*Exercise requirements*
[1] List every vsdbutil command shown in the tip on changing the ownership setting, and say what each one does.
[2] Reproduce everything in the tip on the ownership setting from "Sep 25, '02" down to "discussing disk permissions.", swapping "Users directory" for "Users folder".

*Given passage*
-- -- --

Change 'Ignore Permissions' from the command line

Sep 25, '02 08:16:44AM

Contributed by: ethomas

For various reasons, I moved my Users directory to its own partition following Mike Bombich's excellent instructions.

Some time later, I was adding a new user to my system when I discovered that everything in the Users directory was owned by myself (the admin) and by group "unknown". Even the home directories of all other users were owned by the admin, and trying to change them with the chown command had no effect. The reason for this was that the "Ignore ownership on this volume" checkbox in the Get Info" pane was enabled on the drive that contained my Users directory.

However, I had come to this conclusion while at work, away from my machine, so I was looking for a way to restore ownerships remotely via the terminal. I found the answer on the Apple Developer site, on a page discussing disk permissions.

The command you need to use is vsdbutil. Unfortunately, it doesn't have a man page, but the syntax is fairly simple. To ignore ownerships on a volume, do:

 % sudo vsdbutil -d /VolumeName
To restore ownerships on a volume, do:
 % sudo vsdbutil -a /VolumeName
And to check the status of ownerships on a volume, do:
 % sudo vsdbutil -c /VolumeName
You must have admin privileges to execute the vsdbutil command.

-- -- --

*Dataset entries*
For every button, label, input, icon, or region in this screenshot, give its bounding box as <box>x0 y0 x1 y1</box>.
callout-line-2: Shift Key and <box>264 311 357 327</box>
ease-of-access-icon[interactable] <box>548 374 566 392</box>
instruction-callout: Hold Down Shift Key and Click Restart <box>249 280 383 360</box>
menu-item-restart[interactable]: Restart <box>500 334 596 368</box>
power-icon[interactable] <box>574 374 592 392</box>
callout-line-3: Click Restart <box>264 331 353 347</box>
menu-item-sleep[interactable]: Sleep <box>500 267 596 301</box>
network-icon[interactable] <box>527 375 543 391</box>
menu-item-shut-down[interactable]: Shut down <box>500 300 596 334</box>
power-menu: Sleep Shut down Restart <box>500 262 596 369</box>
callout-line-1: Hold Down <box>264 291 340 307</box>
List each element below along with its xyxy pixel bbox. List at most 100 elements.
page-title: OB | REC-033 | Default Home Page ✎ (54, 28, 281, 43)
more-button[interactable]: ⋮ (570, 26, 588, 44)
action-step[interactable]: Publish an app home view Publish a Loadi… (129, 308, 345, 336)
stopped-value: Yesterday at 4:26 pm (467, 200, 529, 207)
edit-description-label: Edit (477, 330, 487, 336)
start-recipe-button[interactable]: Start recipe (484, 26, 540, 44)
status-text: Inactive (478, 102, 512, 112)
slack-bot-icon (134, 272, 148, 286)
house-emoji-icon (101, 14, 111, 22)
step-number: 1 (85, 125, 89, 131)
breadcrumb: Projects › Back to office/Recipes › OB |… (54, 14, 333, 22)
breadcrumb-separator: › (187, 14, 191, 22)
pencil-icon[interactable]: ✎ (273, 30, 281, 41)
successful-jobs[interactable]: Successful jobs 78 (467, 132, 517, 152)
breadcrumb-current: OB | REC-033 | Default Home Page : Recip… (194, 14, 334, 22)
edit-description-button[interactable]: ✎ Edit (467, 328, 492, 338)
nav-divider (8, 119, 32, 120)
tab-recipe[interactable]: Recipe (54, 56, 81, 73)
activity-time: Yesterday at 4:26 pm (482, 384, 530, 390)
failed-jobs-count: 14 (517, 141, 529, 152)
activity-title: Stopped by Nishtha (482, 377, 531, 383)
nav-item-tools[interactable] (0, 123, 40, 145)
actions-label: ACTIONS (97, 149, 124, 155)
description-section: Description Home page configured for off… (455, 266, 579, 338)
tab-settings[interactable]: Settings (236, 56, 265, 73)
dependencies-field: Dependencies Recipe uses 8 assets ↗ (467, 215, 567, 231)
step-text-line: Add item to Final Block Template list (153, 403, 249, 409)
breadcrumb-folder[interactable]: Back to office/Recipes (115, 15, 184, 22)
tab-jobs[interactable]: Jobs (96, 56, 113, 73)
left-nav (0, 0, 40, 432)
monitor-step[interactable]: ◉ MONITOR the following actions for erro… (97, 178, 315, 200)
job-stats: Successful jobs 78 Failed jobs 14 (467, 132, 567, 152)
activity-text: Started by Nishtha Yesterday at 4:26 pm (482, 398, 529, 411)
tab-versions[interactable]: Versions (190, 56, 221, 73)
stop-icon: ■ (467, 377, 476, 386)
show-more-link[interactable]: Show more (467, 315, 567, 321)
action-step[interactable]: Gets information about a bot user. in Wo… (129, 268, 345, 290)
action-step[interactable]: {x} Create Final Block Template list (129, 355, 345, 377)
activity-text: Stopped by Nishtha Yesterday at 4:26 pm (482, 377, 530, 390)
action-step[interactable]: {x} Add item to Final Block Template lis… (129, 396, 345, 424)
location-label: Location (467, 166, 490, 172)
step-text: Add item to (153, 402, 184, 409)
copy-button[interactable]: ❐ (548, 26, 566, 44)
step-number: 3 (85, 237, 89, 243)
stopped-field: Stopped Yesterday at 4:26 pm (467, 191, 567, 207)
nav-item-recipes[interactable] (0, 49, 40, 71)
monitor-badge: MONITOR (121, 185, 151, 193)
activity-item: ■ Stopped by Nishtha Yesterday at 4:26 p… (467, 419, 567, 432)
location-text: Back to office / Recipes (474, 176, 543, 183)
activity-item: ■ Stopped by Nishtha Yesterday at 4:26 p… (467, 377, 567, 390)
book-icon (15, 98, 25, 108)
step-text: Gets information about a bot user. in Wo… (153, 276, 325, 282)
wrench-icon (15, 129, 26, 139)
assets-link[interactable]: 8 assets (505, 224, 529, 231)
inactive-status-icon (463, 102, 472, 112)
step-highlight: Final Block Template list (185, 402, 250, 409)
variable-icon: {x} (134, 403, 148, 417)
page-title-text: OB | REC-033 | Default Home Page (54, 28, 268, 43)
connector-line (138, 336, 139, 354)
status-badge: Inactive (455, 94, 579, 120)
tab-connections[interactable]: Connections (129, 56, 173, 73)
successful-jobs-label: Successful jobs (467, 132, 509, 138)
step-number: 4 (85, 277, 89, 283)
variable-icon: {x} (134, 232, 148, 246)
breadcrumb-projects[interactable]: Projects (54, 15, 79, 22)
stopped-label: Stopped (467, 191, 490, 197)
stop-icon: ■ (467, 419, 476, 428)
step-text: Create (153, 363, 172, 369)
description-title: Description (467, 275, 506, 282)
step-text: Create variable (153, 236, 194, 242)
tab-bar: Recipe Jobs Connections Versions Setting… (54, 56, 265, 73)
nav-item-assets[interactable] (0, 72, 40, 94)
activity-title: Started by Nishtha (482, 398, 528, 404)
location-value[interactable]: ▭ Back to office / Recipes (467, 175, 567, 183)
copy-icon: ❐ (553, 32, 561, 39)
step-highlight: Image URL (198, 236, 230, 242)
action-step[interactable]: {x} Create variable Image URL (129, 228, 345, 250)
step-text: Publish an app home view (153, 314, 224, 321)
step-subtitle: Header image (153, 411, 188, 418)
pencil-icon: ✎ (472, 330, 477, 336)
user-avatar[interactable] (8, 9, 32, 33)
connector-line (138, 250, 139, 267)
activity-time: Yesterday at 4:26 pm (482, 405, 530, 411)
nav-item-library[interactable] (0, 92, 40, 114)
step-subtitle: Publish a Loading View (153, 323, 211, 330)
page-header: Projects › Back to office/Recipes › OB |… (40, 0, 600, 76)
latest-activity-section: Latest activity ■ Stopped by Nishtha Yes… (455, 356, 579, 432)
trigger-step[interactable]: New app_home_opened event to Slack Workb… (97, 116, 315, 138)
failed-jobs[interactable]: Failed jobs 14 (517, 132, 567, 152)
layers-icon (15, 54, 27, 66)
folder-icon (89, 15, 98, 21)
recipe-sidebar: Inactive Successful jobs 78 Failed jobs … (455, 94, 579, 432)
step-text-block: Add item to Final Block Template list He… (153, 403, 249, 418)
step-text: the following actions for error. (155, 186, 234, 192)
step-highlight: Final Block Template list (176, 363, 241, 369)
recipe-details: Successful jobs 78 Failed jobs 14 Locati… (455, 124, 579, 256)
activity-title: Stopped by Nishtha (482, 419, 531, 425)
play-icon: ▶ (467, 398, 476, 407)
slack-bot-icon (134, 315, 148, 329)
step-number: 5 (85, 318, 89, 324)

-- -- --

*Answers to each task*
[1]
- sudo vsdbutil -d /VolumeName: ignores ownerships on a volume
- sudo vsdbutil -a /VolumeName: restores ownerships on a volume
- sudo vsdbutil -c /VolumeName: checks the status of ownerships on a volume

[2]
Sep 25, '02 08:16:44AM

Contributed by: ethomas

For various reasons, I moved my Users folder to its own partition following Mike Bombich's excellent instructions.

Some time later, I was adding a new user to my system when I discovered that everything in the Users folder was owned by myself (the admin) and by group "unknown". Even the home directories of all other users were owned by the admin, and trying to change them with the chown command had no effect. The reason for this was that the "Ignore ownership on this volume" checkbox in the Get Info" pane was enabled on the drive that contained my Users folder.

However, I had come to this conclusion while at work, away from my machine, so I was looking for a way to restore ownerships remotely via the terminal. I found the answer on the Apple Developer site, on a page discussing disk permissions.